## Text passage
Has anyone every purchased and installed an aluminum oem type condenser from Classic Condenser Specialists of Anaheim California? They are selling a direct replacement condenser for a Pantera, but I can only find their company listed on e-Bay.
Original Post
I purchased one but have not installed it. I have decided to use a parallel flow type, but have not installed it either (ran out of time before Reno).

The 4 row (stock is 3 row) from CCS is supposed to be a drop-in replacement When used with a higher flow fan, it should help.

The parallel flow condenser is the better way to go, but it is not a drop-in replacement. It is more efficient and saves weight. Larry (LF - TP 2511) posted his installation of the parallel flow condenser.

http://pantera.infopop.cc/eve/...0077274/m/8000098494

John
On a similar note, CCS also offers a replacement evaporator (under the dash).

It has fewer heater coils and thus more freon coils. Should thus cool better.

And after buying this upgraded unit from one of our vendors, and then seeing the CCS unit in eBay, I can assure you the CCS unit is the exact same unit I bought from the vendor.

With the exception that the price is $100 less from CCS.

Now before someone chimes in with the support our vendors rap, I usually agree with that philosophy. But I assume CCS is making a profit with their pricing, which means the vendor is REALLY making a profit.

Especially when you consider the vendor is most likely not paying the CCS retail price when he stocks it on to his shelf.

At some point a profit margin becomes greed.

At somewhere around that point, my loyalty to supporting the vendors grows a bit thin.

Too late for me, but I feel the rest of you should be aware of what I now, belatedly, know.

Larry

http://tinyurl.com/CCSevaporator
Larry,

Did you have a working stock AC system before you upgraded the condenser/fan? I am just curious on how much it improved your AC cooling. Also I looked up the condenser/fan setup on Vintage Air and there is a note that says it is not recommended as a primary condenser. Now that you have had yours working for a while do you consider this upgrade to be a huge improvement over the stock AC system?

I am just trying to make the final decision on which way to go, stock or this one.

Thanks,
Chris
Hi Chris,

quote:
Did you have a working stock AC system before you upgraded the condenser/fan?

Yes, it worked, but not as cold as I would like. It came with a Sanden conversion but still used R-12 and was stock otherwise. I want the vents blowing ice cubes that need to be tempered with an open window. Big Grin

quote:
not recommended as a primary condenser

I recently noted that, too. I do not recall that note being there when I made the purchase. If you think of using this unit, I'd call them and ask just why that statement is there. Remember, our cabin area is very small.

quote:
do you consider this upgrade to be a huge improvement over the stock AC system


Certainly no worse. Better, maybe.

BUT, and a big but, charging this system is a pain.

I can find no one that can provide a factory fill amount for a Pantera system using the original R-12, or obviously, for an R-134a conversion. Now, I could hunt down a good tech that fully knows systems and can just fill with trial and error and watching the gauges, but I enjoy a challenge and have been trying to do that myself. I've been able to pull a vacuum and fill using 14 ounce cans, but that method leaves a bit of precision on the table as to just how much freon I'm actually charging with (hose loss, partial can use, etc).

A while ago I obtained an R-12 Robinair recover/recycle/recharge AC machine, and just last week finally scored a virgin NOS tank of R-12 from a Craig's list sale.

## Information provided
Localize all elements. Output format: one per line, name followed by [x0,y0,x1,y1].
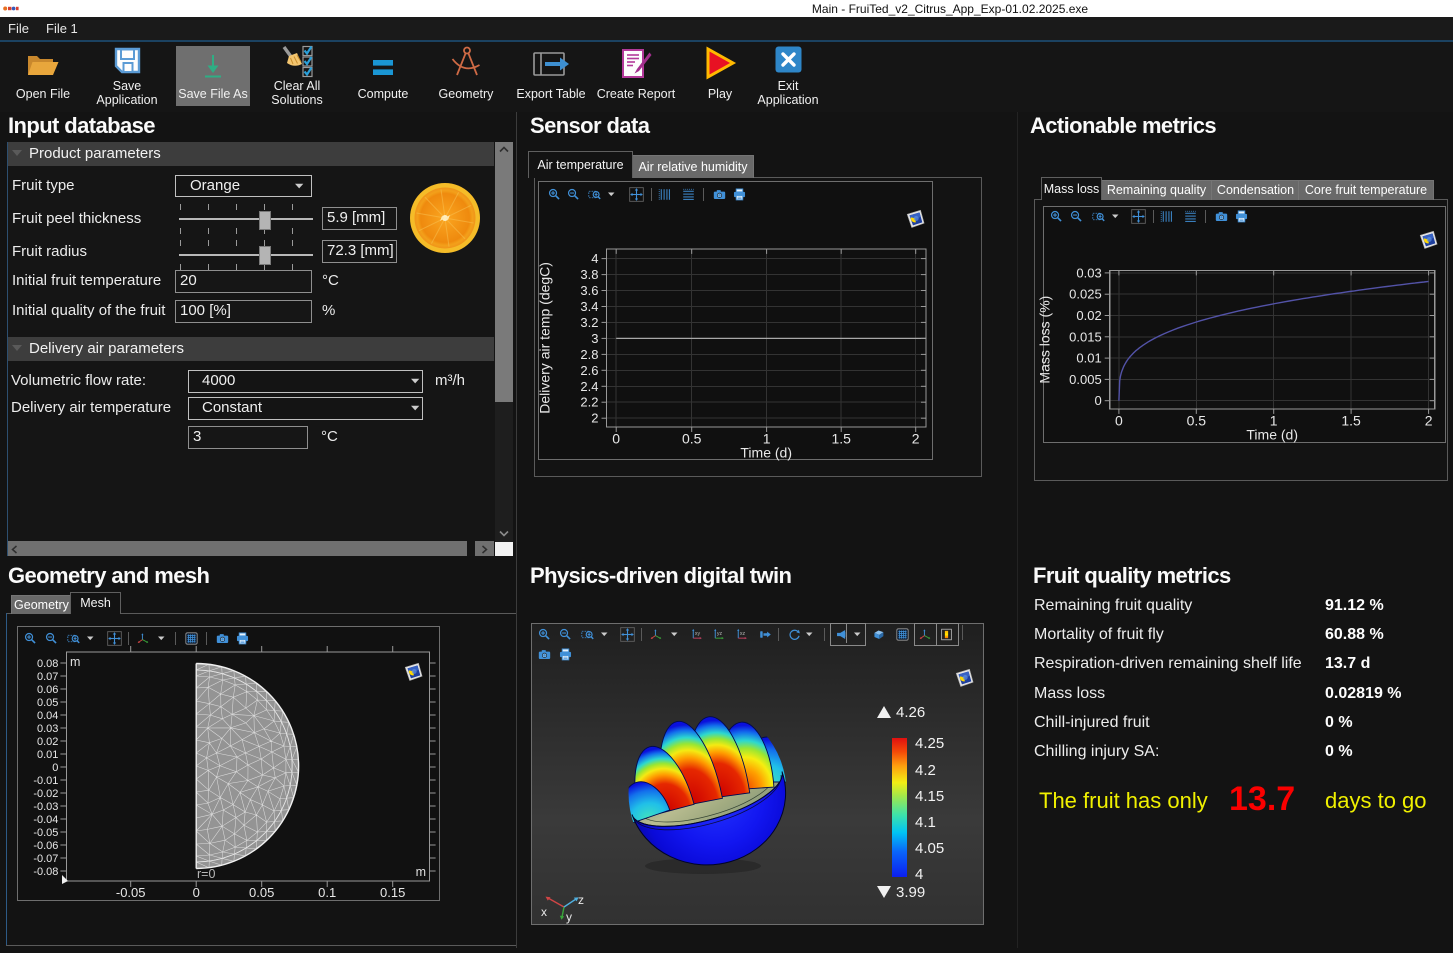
svg-text:-0.06: -0.06 [33,840,58,852]
svg-text:0.03: 0.03 [37,723,58,735]
svg-text:0.02: 0.02 [37,736,58,748]
svg-text:m: m [416,865,426,879]
svg-text:0.1: 0.1 [318,885,336,900]
svg-text:0.5: 0.5 [1187,412,1207,428]
svg-text:Time (d): Time (d) [1246,426,1298,442]
svg-text:3.6: 3.6 [580,283,598,298]
svg-text:1.5: 1.5 [1341,412,1361,428]
svg-text:4: 4 [591,251,598,266]
svg-text:0.5: 0.5 [682,431,702,447]
svg-text:2.2: 2.2 [580,395,598,410]
svg-text:0.07: 0.07 [37,671,58,683]
svg-text:3.4: 3.4 [580,299,598,314]
svg-text:0: 0 [612,431,620,447]
svg-text:0: 0 [193,885,200,900]
svg-text:-0.07: -0.07 [33,853,58,865]
svg-text:0: 0 [1115,412,1123,428]
svg-text:0.01: 0.01 [1076,351,1101,366]
svg-text:x: x [541,905,547,919]
svg-text:Time (d): Time (d) [740,445,792,461]
svg-text:0: 0 [52,762,58,774]
svg-text:0.025: 0.025 [1069,287,1102,302]
svg-text:-0.08: -0.08 [33,866,58,878]
svg-text:2: 2 [591,411,598,426]
svg-text:0: 0 [1094,393,1101,408]
svg-text:m: m [70,655,80,669]
svg-text:-0.02: -0.02 [33,788,58,800]
svg-text:-0.03: -0.03 [33,801,58,813]
svg-text:0.04: 0.04 [37,710,58,722]
svg-text:Mass loss (%): Mass loss (%) [1037,296,1053,384]
svg-text:0.005: 0.005 [1069,372,1102,387]
svg-text:0.05: 0.05 [37,697,58,709]
svg-text:2: 2 [912,431,920,447]
svg-text:-0.05: -0.05 [116,885,146,900]
svg-text:0.08: 0.08 [37,658,58,670]
svg-text:0.15: 0.15 [380,885,405,900]
svg-text:z: z [578,893,584,907]
svg-text:2.8: 2.8 [580,347,598,362]
svg-text:2.4: 2.4 [580,379,598,394]
svg-text:y: y [566,910,572,924]
svg-text:0.015: 0.015 [1069,329,1102,344]
svg-text:0.02: 0.02 [1076,308,1101,323]
svg-text:0.06: 0.06 [37,684,58,696]
svg-text:3: 3 [591,331,598,346]
svg-text:0.05: 0.05 [249,885,274,900]
svg-text:0.01: 0.01 [37,749,58,761]
svg-text:0.03: 0.03 [1076,265,1101,280]
svg-text:Delivery air temp (degC): Delivery air temp (degC) [537,262,553,414]
svg-text:3.2: 3.2 [580,315,598,330]
svg-text:-0.04: -0.04 [33,814,58,826]
svg-text:-0.05: -0.05 [33,827,58,839]
svg-text:2: 2 [1425,412,1433,428]
svg-text:2.6: 2.6 [580,363,598,378]
svg-text:1.5: 1.5 [831,431,851,447]
svg-text:3.8: 3.8 [580,267,598,282]
svg-text:r=0: r=0 [197,867,215,881]
svg-text:-0.01: -0.01 [33,775,58,787]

## Given instruction 1
In the Pantera air-conditioning thread, restate the paragraph beginning "I can find no one that can provide a factory fill amount" as a short bulleted list that keeps its main facts.
## Given instruction 2
Write the next part of the Pantera air-conditioning thread, picking up right after its final sentence.

## Exercise response 1
- No one can supply a factory fill amount for a Pantera system, either with the original R-12 or with an R-134a conversion.
- A good technician could fill the system by trial and error while watching the gauges, but the writer enjoys the challenge and has been trying to do it himself.
- He has pulled a vacuum and filled with 14-ounce cans, but this method loses some precision about how much freon actually goes in, because of hose loss and partly used cans.

## Exercise response 2
Hopefully, between the Harry Homeowner and Honey Do list chores, I intend to use the new R-12 to fill the machine's tank and then start dialing in my proper charge. With the machine I can set a charge at 3 pounds, 3 ounces (or whatever) and it will automatically fill to that level. I can do some trial drives to judge performance and if lacking, pull it all down again, and try three ounces more, or three ounces more - precision I have not been able to obtain using the small cans.

And of course, I do have the upgraded evaporator sitting on my shelf that needs to be put in, and that will again require recalibrating the fill - assuming I get to the current system this season. Frowner

And if with everything installed and I still can't dial it all in, then I'll toss in the towel and seek professional help; but you know how we are letting grease monkeys near our cars.

So the final verdict on my system is still down the road a bit.

For you to consider now, I offer these thoughts:

Steve Wilkinson swears by the upgraded evaporator.

The firm that sells it (for less than the vendors) also has an upgraded condenser.

R-12 is a better refrigerant than r-134a. There is nothing illegal about continuing to use R-12. The only thing illegal is to manufacture or import it. There are firms that reclaim (probably from wrecking yards) and reprocess R-12 and sell those 30 pound tanks for about $400.

Most large towns still have a shop that will do R-12 systems. Try truck repair shops if none of the auto dealers still service R-12.

NOS 12 or 14 ounce cans sell on eBay for $20-$35 a piece. Same for Craig's list. I bought the 30 pound NOS, sealed tank for $300.

Stock system uses flare fittings. And has 35 year old hose. New 'barrier' hoses with o-ring fittings would be a worthwhile upgrade for a complete overhaul project.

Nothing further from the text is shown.